Activity: Reproduce verbatim the stretch of the article on Apple Watch apps from "Dr. Wallet is" through "already been consumed.".

Page text:
= Beginning of Section =
As the launch of Apple draws near, people are more likely to be interested in what Apple Watch apps crop up in the future. We collected plans of Apple Watch app launches from Japanese startups, primarily involving our reader base.
We couldn’t collect a lot of information as it is so soon after the official announcement of Apple Watch. However, this will provide a clue in assuming what kind of user experience will be delivered as well as what startups will bring these apps. So I hope this will help provide a future outlook for this space.
Dr. Wallet (by BearTail)
Dr. Wallet is a cloud-based household accounting solution that lets one track personal finances by simply scanning receipts. Dr. Wallet’s Apple Watch app allows entry of expenses from the wrist and sync with Dr. Wallet’s smartphone app. If a scanned receipt is used with the smartphone app, one can receive notification via Apple Watch app when BearTail’s operators finish digitalizing the scanned data so one can handle expense records in the app. If a monthly limit of expenses is set with the app, one can easily see with the Apple Watch app what percentage has already been consumed.
Seeing is believing. Check out the video below.
Prott(by Goodpatch)
= End of Section =
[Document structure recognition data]
= Beginning of Section =
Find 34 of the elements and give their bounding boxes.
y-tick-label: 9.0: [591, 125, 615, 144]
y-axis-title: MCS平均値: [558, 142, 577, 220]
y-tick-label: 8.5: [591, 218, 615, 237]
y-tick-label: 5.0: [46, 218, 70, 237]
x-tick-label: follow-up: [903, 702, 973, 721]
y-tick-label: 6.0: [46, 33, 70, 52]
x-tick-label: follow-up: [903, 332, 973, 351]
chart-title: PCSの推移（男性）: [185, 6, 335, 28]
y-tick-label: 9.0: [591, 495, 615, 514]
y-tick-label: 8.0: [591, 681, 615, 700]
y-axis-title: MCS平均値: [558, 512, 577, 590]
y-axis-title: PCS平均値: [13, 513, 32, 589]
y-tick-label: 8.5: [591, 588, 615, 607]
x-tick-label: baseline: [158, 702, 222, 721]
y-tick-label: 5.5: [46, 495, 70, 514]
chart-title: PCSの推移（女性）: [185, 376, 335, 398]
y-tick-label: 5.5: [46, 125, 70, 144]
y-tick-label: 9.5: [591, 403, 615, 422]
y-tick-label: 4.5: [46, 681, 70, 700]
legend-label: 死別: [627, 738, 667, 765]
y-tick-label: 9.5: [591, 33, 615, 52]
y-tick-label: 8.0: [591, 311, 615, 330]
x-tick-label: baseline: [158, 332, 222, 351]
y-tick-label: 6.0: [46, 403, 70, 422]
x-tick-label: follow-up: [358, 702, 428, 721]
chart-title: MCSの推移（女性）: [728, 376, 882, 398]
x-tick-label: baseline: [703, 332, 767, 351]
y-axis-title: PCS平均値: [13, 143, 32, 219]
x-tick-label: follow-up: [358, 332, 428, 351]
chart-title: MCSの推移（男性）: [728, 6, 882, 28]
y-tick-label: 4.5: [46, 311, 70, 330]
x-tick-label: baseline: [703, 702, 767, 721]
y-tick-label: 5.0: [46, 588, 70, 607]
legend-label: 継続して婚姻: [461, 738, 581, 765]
= End of Section =
Task solution:
Dr. Wallet is a cloud-based household accounting solution that lets one track personal finances by simply scanning receipts. Dr. Wallet’s Apple Watch app allows entry of expenses from the wrist and sync with Dr. Wallet’s smartphone app. If a scanned receipt is used with the smartphone app, one can receive notification via Apple Watch app when BearTail’s operators finish digitalizing the scanned data so one can handle expense records in the app. If a monthly limit of expenses is set with the app, one can easily see with the Apple Watch app what percentage has already been consumed.